* TASK TO COMPLETE:
Say how many lines contain the word "this" and give no other text.

★ ★ ★ ★

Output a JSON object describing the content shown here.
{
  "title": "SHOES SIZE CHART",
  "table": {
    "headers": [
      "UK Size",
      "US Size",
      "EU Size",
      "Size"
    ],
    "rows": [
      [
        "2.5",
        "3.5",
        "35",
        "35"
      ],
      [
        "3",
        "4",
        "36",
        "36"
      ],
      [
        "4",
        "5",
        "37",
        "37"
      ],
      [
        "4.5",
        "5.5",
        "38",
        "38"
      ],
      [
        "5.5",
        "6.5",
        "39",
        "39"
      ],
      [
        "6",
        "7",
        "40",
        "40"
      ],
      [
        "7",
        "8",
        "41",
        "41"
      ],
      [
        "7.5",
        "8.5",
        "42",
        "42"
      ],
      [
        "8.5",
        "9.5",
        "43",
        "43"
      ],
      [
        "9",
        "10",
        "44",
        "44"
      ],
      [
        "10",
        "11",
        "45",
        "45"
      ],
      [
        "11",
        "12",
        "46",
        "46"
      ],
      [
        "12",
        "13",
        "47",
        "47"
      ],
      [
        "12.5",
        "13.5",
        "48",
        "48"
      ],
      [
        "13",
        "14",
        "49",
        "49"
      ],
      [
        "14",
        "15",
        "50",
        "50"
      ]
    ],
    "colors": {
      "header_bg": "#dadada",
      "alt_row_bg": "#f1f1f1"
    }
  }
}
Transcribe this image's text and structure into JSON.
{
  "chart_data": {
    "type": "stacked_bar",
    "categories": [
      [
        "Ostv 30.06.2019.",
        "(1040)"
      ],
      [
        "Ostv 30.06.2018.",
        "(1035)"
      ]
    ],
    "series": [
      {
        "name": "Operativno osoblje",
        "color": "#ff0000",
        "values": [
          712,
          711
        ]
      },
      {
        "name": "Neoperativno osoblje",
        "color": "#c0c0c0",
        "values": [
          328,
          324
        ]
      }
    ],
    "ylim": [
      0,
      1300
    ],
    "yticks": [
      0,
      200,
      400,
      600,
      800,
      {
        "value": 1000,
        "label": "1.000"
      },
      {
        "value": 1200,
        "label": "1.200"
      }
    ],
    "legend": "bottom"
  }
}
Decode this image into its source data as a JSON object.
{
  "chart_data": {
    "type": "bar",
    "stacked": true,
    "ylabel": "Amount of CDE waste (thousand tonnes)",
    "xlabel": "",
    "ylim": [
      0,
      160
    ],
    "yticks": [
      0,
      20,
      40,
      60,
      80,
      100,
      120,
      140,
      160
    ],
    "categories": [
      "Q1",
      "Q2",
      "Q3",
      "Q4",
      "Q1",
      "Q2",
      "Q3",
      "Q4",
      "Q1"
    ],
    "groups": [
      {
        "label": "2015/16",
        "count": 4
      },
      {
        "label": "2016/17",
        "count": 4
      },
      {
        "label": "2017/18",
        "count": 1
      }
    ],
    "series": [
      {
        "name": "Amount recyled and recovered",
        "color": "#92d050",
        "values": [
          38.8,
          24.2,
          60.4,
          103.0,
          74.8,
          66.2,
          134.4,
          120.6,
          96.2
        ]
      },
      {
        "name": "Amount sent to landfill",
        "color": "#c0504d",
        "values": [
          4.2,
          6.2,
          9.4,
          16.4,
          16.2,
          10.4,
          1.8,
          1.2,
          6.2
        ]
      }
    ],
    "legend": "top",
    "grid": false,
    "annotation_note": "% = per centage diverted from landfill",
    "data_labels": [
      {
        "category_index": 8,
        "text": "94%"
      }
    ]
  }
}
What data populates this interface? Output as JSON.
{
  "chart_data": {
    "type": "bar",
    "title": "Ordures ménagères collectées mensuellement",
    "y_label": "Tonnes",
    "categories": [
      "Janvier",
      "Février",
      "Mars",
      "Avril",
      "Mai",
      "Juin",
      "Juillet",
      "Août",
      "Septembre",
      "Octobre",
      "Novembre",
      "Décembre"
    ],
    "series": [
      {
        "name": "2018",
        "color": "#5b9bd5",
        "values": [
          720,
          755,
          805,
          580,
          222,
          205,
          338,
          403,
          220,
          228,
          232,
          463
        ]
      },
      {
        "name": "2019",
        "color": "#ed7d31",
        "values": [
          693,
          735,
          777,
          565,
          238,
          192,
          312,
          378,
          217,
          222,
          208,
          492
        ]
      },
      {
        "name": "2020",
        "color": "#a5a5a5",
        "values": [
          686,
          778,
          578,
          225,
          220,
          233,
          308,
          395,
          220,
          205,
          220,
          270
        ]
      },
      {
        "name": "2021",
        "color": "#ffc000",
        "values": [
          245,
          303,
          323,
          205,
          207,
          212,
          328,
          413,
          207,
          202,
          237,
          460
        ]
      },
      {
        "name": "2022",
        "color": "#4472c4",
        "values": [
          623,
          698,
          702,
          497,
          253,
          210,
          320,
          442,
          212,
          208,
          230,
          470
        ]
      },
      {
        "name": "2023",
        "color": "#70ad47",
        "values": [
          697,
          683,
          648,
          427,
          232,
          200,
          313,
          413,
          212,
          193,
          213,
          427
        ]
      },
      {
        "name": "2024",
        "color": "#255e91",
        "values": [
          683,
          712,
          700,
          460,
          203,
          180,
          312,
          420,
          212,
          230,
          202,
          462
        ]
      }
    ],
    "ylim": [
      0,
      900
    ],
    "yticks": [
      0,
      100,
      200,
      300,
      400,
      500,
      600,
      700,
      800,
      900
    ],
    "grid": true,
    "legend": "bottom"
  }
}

★ ★ ★ ★

* EXERCISE OUTPUT:
3